How to complete this task: According to the text about splitting bills with a partner, why did the writer decide to start saving to buy a home? Answer in one to three sentences.

Text:
This is going to be a long one, so fair warning!
I’m so fed up with my life right now, and I do think I might be a little depressed, probably from lockdown like a lot of people. So I need to know if I’m being fair or not towards my partner right now.
We’ve been together 10 years, he’s a wonderful man, kind, empathetic, funny and we get on fantastically. When we first started living together, he moved into my flat. He was earning around 80k-100k per year, I was earning about 32k, however because the bills were already set up to come out of my account, I kept being the one to pay them, whilst he paid for food, meals out, a couple of holidays, and most of our expenses for our dog. Thinking back now, I don’t think it was the best way to split finances, but he insisted he was spending just as much as I was each month on “us”, and it didn’t feel that uneven, so I didn’t worry too much.
A couple of years ago he got really depressed over his job and wanted to quit and retrain to do something else. I had a promotion at work and my pay was increased to 40k, so I agreed that he should quit if it would make him happy, and we also planned to move a little further out of London.
So we found a new place, and because he wasn’t working at this point, all the new bills again went in my name, it also transpired that he had no savings at this point, which I just can’t understand when he was such a high earner, and to be honest, it pissed me off a bit. It also meant I paid for all of our moving costs, as well as purchasing new furniture that we needed, out of my savings. Around this time we also discussed marriage. We’d talked about it a few times over the years, but now it became apparent he had no plans to marry me, and whilst that wasn’t a deal breaker for me, it did mean I wanted to start planning for my own future independent of him. He already has a property that he owns, I don’t, so I wanted to start saving to buy somewhere.
Time went on and he was making minimum effort to find a job, and also did very little around the house. His mum gave him 13k, he sold his motorbike and I lent him 3k to tide him over, he did also still buy the food shopping, but the vast majority of this money was spent on his assets. Then COVID hit, and with the increased stress, I lost it with him. I told him that whilst he was home he couldn’t just sit on the sofa playing games all day, he needed to do a proper food shop so that we had stuff in should we both get sick, he needed to do the house work and step up and contribute (not financially, just something towards our relationship). Things did improve, but obviously him finding a job became even harder.
Just before Christmas last year, he finally got a new job after almost 2 years of being out of work, and it came with the opportunity to retrain, its exactly what he wanted to do so I’m happy for him, however, he is only being paid 25k, this is not what he told me he’d be earning. So this means I’m still paying for all of our bills except food, whilst he uses his money to pay his mortgage and the credit card debt he’s built up whilst being out of work. I really resent this, I need to buy my own house, yet instead I’m financing his. I wouldn’t mind if we were married, but we’re not, and we’re not going to be.
He’s not mentioned relooking at the bills since he’s started earning, or even mentioned paying back my 3k. I know he will start earning more once he’s been in the job longer, but he seems to just assume it’s ok to keep leaving me with all the bills without even discussing it with me.
A week ago he told me he’d won £200 on the lottery. I waited to see if he would do something for us with the money, but nope, he seems to have just kept it to himself. I’m starting to feel so resentful, I’ve raised it with him, he claims he subsided me whilst we lived in our own place, but fuck knows how he comes to that conclusion when I paid all our bills there too. I think if he showed some gratitude or acknowledge the sacrifices I’m making to support him, I wouldn’t be so angry, but he doesn’t, it’s like he thinks I owe him this.
I’m turning 40 this year, I’m desperate to buy, but I just can’t see how I can afford it when I’m having to support this man.
What do we do? How do I stop this resentment building? I want to be clear that he’s not tight, even though he sounds it from the above, I think it’s more that he has the mentality that we’re going to spend our lives together, so all money is our money and we’re a team. I’m not so sure anymore.

Page layout parsing data:

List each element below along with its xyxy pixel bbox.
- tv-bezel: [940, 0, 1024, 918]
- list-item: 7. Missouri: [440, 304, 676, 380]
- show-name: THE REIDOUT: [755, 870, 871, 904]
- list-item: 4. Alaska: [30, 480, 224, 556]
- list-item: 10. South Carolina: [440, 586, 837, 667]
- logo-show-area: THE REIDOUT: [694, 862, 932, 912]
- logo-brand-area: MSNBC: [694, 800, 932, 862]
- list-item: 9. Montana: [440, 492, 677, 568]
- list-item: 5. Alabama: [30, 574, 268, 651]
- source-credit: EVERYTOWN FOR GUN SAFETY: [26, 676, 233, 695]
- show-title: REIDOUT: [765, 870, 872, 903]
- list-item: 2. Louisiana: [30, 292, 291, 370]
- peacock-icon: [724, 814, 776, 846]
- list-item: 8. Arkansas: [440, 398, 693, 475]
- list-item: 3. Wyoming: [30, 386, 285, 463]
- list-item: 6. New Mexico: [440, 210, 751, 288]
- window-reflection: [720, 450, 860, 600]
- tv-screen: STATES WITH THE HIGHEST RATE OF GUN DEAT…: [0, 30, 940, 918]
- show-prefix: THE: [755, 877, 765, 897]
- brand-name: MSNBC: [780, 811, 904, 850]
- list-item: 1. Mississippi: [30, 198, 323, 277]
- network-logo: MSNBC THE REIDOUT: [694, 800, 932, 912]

Reply to the task: When it became apparent that the partner had no plans to marry, the writer wanted to start planning for a future independent of him. He already owned a property and the writer did not, so that meant saving to buy somewhere.